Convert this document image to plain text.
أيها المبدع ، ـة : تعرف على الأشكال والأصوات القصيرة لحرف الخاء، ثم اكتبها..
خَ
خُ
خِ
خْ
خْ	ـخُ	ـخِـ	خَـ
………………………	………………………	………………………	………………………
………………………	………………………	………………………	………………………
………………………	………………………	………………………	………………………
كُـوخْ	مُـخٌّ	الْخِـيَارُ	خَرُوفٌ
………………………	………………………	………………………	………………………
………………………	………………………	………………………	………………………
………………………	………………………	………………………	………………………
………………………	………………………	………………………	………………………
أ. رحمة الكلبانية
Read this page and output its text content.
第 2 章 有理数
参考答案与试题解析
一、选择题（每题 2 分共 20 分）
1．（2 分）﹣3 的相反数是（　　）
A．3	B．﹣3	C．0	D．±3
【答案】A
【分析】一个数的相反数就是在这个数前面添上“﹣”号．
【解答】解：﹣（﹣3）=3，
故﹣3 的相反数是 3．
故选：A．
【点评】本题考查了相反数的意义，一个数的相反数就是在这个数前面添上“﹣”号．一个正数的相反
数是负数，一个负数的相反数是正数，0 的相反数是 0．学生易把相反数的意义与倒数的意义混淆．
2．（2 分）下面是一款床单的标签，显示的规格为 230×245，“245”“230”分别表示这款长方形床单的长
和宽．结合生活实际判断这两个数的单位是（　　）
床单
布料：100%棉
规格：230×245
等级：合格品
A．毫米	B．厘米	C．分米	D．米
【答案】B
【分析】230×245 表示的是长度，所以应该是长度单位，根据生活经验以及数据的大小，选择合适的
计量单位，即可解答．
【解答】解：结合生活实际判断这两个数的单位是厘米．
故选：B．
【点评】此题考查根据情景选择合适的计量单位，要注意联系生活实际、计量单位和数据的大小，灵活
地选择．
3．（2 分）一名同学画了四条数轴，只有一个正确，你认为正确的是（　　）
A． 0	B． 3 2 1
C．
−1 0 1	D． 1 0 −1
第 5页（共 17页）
● ● ● ● ●
** REQUIRED WORK **
Using the material above, copy every line in which the string "一个数的相反数就是在这个数前面添上" occurs.

** EXERCISE OUTPUT **
【分析】一个数的相反数就是在这个数前面添上“﹣”号．
【点评】本题考查了相反数的意义，一个数的相反数就是在这个数前面添上“﹣”号．一个正数的相反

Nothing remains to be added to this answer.